[START Listing]

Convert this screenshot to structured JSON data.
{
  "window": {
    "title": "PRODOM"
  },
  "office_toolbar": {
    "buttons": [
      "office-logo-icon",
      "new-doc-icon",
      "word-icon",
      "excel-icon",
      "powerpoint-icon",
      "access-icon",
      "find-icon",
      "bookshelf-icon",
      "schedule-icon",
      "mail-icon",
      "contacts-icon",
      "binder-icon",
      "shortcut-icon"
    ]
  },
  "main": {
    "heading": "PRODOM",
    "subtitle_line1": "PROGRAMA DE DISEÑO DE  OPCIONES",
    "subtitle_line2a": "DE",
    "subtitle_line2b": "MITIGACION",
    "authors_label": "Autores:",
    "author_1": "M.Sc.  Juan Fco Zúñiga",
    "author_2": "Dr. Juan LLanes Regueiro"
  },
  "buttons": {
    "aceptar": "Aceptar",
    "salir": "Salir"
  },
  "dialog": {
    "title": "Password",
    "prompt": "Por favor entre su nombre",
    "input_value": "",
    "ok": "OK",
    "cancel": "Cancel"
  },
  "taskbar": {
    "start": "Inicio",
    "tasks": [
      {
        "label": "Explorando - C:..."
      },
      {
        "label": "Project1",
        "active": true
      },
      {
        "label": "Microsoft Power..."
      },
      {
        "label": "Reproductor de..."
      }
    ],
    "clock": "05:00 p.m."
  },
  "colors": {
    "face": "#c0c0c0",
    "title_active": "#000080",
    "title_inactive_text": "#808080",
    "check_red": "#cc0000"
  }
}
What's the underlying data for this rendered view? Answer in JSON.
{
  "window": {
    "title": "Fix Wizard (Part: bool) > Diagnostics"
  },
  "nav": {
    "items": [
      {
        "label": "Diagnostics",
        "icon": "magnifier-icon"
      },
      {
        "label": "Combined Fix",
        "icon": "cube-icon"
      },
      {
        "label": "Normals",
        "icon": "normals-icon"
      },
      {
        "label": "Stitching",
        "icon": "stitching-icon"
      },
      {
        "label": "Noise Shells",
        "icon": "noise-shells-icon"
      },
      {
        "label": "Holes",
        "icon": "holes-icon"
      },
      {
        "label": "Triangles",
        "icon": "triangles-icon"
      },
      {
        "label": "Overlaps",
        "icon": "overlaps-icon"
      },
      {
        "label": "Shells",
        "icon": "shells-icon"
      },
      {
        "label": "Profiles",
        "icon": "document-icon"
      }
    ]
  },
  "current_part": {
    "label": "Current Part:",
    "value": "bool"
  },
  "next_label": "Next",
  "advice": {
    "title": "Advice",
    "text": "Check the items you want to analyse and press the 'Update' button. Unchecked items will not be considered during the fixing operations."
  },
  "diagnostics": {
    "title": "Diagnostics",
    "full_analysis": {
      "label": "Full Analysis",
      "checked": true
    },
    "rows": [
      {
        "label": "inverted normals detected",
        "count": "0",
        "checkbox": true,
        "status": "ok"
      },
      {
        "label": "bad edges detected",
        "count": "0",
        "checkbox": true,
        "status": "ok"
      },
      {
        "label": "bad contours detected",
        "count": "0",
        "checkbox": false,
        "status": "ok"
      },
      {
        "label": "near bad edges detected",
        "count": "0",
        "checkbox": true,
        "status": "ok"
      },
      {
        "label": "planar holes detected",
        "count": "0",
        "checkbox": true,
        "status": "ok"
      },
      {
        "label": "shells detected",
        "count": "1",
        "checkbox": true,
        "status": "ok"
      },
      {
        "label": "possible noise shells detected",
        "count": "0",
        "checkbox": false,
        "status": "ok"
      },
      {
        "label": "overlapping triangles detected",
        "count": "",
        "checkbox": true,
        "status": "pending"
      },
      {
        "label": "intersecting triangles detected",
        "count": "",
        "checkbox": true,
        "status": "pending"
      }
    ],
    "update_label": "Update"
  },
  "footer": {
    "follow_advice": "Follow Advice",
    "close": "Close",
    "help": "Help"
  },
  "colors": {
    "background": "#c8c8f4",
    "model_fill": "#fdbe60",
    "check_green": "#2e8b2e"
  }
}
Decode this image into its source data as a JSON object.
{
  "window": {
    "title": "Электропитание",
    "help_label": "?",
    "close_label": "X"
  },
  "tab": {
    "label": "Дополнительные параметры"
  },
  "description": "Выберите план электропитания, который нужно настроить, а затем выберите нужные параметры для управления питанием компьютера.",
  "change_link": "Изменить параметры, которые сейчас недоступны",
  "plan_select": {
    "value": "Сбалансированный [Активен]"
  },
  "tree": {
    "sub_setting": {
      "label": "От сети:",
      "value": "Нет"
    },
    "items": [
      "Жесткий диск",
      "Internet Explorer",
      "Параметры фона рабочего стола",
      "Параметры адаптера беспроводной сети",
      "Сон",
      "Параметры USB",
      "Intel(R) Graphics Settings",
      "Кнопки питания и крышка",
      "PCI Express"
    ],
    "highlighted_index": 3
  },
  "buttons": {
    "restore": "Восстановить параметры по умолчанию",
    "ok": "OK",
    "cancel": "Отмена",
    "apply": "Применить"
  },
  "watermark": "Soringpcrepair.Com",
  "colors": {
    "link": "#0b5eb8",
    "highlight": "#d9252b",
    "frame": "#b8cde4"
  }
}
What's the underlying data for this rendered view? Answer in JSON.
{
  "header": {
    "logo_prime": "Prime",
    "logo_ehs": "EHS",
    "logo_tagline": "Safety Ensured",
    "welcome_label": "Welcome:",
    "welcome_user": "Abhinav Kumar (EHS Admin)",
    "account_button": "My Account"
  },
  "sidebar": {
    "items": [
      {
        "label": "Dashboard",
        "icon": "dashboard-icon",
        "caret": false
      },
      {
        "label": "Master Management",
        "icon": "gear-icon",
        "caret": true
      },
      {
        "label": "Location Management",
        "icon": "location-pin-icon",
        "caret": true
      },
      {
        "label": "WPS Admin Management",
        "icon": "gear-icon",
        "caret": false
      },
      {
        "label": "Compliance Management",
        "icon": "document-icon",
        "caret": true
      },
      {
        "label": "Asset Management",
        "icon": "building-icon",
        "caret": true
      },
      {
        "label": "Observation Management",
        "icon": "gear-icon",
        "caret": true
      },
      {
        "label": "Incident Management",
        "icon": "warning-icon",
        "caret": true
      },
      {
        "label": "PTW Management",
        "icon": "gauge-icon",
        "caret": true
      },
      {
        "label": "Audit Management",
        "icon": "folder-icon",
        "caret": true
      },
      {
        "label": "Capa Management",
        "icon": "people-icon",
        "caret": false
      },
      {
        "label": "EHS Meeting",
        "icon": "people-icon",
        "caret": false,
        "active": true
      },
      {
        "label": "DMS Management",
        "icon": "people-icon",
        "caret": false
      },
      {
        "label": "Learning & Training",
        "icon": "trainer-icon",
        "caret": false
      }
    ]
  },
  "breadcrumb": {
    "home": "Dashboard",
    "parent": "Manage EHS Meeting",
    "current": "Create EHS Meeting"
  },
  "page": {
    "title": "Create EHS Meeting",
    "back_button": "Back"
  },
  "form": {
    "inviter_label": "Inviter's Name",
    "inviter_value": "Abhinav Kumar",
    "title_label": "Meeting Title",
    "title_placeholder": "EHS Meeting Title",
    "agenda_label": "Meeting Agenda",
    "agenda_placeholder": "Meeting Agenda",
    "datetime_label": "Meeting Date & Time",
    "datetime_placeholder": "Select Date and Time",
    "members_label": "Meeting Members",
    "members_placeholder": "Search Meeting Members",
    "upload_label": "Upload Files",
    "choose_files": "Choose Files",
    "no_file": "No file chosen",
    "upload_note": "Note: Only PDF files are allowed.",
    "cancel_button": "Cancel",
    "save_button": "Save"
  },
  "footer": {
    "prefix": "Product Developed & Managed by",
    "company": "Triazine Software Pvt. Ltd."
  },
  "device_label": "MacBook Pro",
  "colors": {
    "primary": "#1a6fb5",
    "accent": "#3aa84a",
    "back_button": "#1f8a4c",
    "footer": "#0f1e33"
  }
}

[END Listing]

→ Work to be completed
Go through the listing above and return every line where the word "Management" occurs.

→ Output of the exercise
        "label": "Master Management",
        "label": "Location Management",
        "label": "WPS Admin Management",
        "label": "Compliance Management",
        "label": "Asset Management",
        "label": "Observation Management",
        "label": "Incident Management",
        "label": "PTW Management",
        "label": "Audit Management",
        "label": "Capa Management",
        "label": "DMS Management",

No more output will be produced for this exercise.